## [WHAT TO PRODUCE]
Drop the pictures, then extract the listing word for word.

[BEGIN DATA SUPPLIED]

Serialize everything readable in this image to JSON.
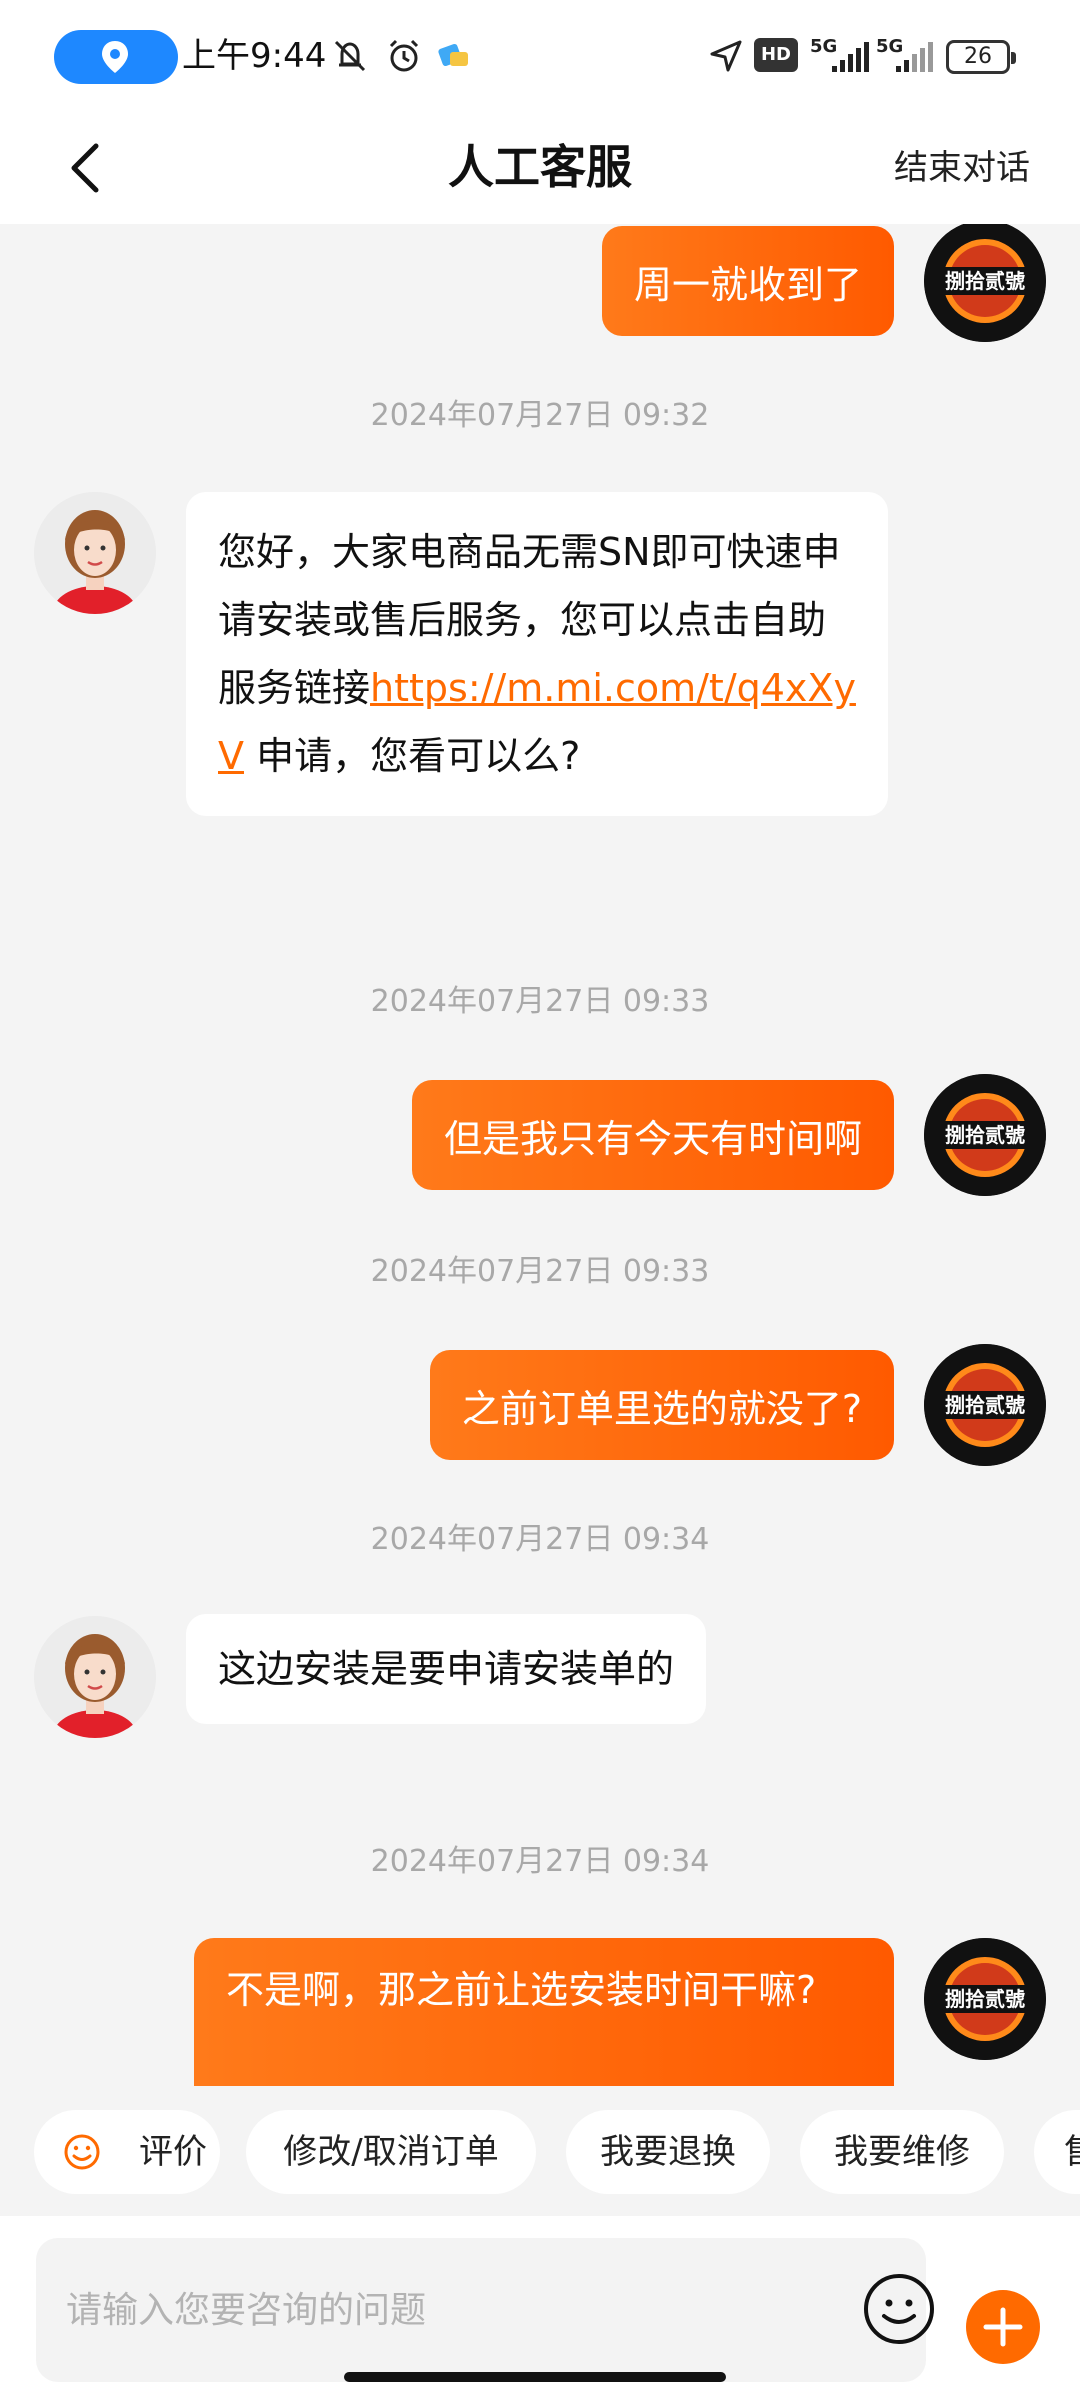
{
  "status_bar": {
    "time": "上午9:44",
    "hd_label": "HD",
    "net1": "5G",
    "net2": "5G",
    "battery": "26",
    "icons": [
      "location-pill-icon",
      "mute-icon",
      "alarm-icon",
      "app-notification-icon",
      "navigation-arrow-icon",
      "signal-icon"
    ]
  },
  "header": {
    "title": "人工客服",
    "end_label": "结束对话",
    "back_icon": "chevron-left-icon"
  },
  "messages": {
    "m1": {
      "sender": "user",
      "text": "周一就收到了"
    },
    "t1": "2024年07月27日 09:32",
    "m2": {
      "sender": "agent",
      "text_before": "您好，大家电商品无需SN即可快速申请安装或售后服务，您可以点击自助服务链接",
      "link": "https://m.mi.com/t/q4xXyV",
      "text_after": " 申请，您看可以么?"
    },
    "t2": "2024年07月27日 09:33",
    "m3": {
      "sender": "user",
      "text": "但是我只有今天有时间啊"
    },
    "t3": "2024年07月27日 09:33",
    "m4": {
      "sender": "user",
      "text": "之前订单里选的就没了?"
    },
    "t4": "2024年07月27日 09:34",
    "m5": {
      "sender": "agent",
      "text": "这边安装是要申请安装单的"
    },
    "t5": "2024年07月27日 09:34",
    "m6": {
      "sender": "user",
      "text": "不是啊，那之前让选安装时间干嘛?"
    }
  },
  "avatars": {
    "user_badge_text": "捌拾贰號"
  },
  "quick_actions": [
    "评价",
    "修改/取消订单",
    "我要退换",
    "我要维修",
    "售"
  ],
  "input": {
    "placeholder": "请输入您要咨询的问题",
    "value": ""
  },
  "colors": {
    "accent": "#ff6a00",
    "link": "#ff6a00",
    "location_pill": "#1e88ff"
  }
}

[END DATA SUPPLIED]

## [SOLUTION TO THIS TASK]
Serialize everything readable in this image to JSON.
{
  "status_bar": {
    "time": "上午9:44",
    "hd_label": "HD",
    "net1": "5G",
    "net2": "5G",
    "battery": "26",
    "icons": [
      "location-pill-icon",
      "mute-icon",
      "alarm-icon",
      "app-notification-icon",
      "navigation-arrow-icon",
      "signal-icon"
    ]
  },
  "header": {
    "title": "人工客服",
    "end_label": "结束对话",
    "back_icon": "chevron-left-icon"
  },
  "messages": {
    "m1": {
      "sender": "user",
      "text": "周一就收到了"
    },
    "t1": "2024年07月27日 09:32",
    "m2": {
      "sender": "agent",
      "text_before": "您好，大家电商品无需SN即可快速申请安装或售后服务，您可以点击自助服务链接",
      "link": "https://m.mi.com/t/q4xXyV",
      "text_after": " 申请，您看可以么?"
    },
    "t2": "2024年07月27日 09:33",
    "m3": {
      "sender": "user",
      "text": "但是我只有今天有时间啊"
    },
    "t3": "2024年07月27日 09:33",
    "m4": {
      "sender": "user",
      "text": "之前订单里选的就没了?"
    },
    "t4": "2024年07月27日 09:34",
    "m5": {
      "sender": "agent",
      "text": "这边安装是要申请安装单的"
    },
    "t5": "2024年07月27日 09:34",
    "m6": {
      "sender": "user",
      "text": "不是啊，那之前让选安装时间干嘛?"
    }
  },
  "avatars": {
    "user_badge_text": "捌拾贰號"
  },
  "quick_actions": [
    "评价",
    "修改/取消订单",
    "我要退换",
    "我要维修",
    "售"
  ],
  "input": {
    "placeholder": "请输入您要咨询的问题",
    "value": ""
  },
  "colors": {
    "accent": "#ff6a00",
    "link": "#ff6a00",
    "location_pill": "#1e88ff"
  }
}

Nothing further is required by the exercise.